--- begin SOURCE EXCERPT ---

|Callaway County, Missouri|
The Callaway County Courthouse in Fulton
Location in the state of Missouri
Missouri's location in the U.S.
|Founded||November 25, 1820|
|Named for||James Callaway|
847 sq mi (2,194 km²)
835 sq mi (2,163 km²)
13 sq mi (34 km²), 1.5%
53/sq mi (20/km²)
|Time zone||Central: UTC-6/-5|
Callaway County is a county located in the U.S. state of Missouri. As of the 2010 U.S. Census, the county's population was 44,332. Its county seat is Fulton. The county was organized November 25, 1820, and named for Captain James Callaway, grandson of Daniel Boone. Callaway County is also referred to as "The Kingdom of Callaway" after an incident in which residents confronted Union troops during the U.S. Civil War.
The Callaway Nuclear Generating Station is located in Callaway County.

--- end SOURCE EXCERPT ---

WHAT THIS EXERCISE ASKS:
(1) Translate this sentence from the Callaway County excerpt into Spanish: "The Callaway Nuclear Generating Station is located in Callaway County."
(2) Reproduce the Callaway County excerpt between "835 sq mi (2,163" and "U.S. Civil War.", inclusive, swapping "Fulton" for "Columbia".
(3) List every area figure in square miles that the Callaway County excerpt gives, leaving out the population density.

--- begin PROVIDED MATERIAL ---

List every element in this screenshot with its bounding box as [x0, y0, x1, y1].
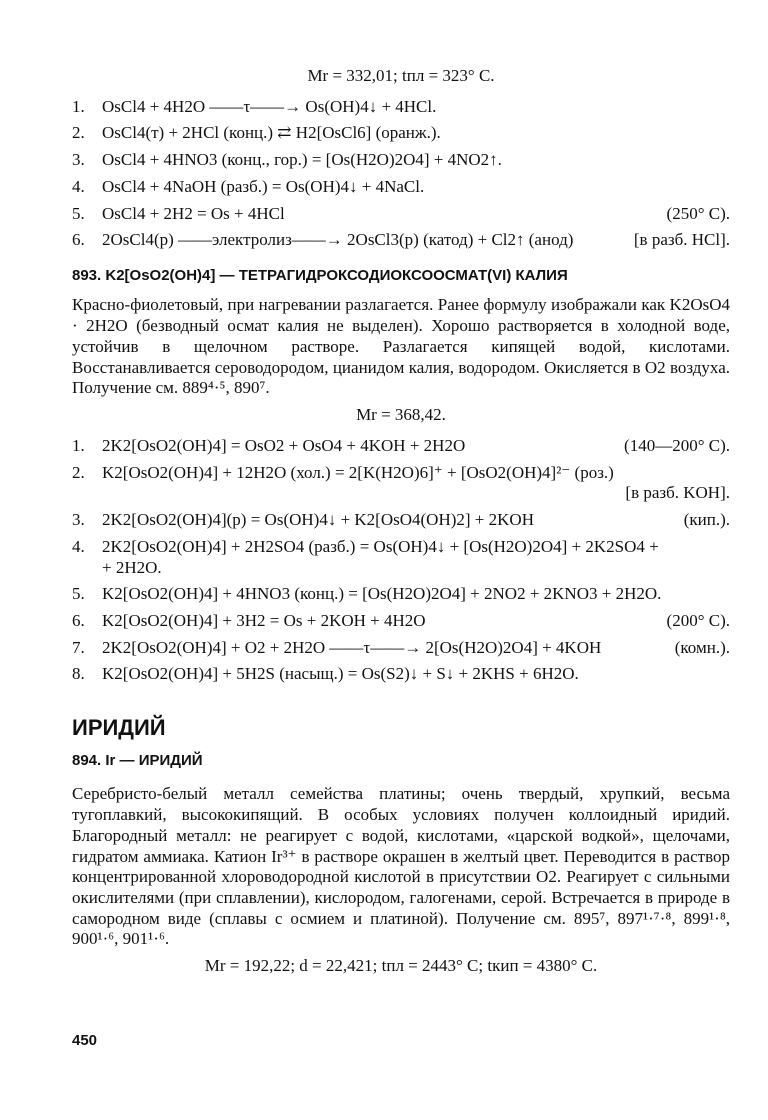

--- end PROVIDED MATERIAL ---

LIST OF SOLUTIONS:
(1) La Central Nuclear de Callaway está ubicada en el condado de Callaway.

(2)
835 sq mi (2,163 km²)
13 sq mi (34 km²), 1.5%
53/sq mi (20/km²)
|Time zone||Central: UTC-6/-5|
Callaway County is a county located in the U.S. state of Missouri. As of the 2010 U.S. Census, the county's population was 44,332. Its county seat is Columbia. The county was organized November 25, 1820, and named for Captain James Callaway, grandson of Daniel Boone. Callaway County is also referred to as "The Kingdom of Callaway" after an incident in which residents confronted Union troops during the U.S. Civil War.

(3)
847 sq mi
835 sq mi
13 sq mi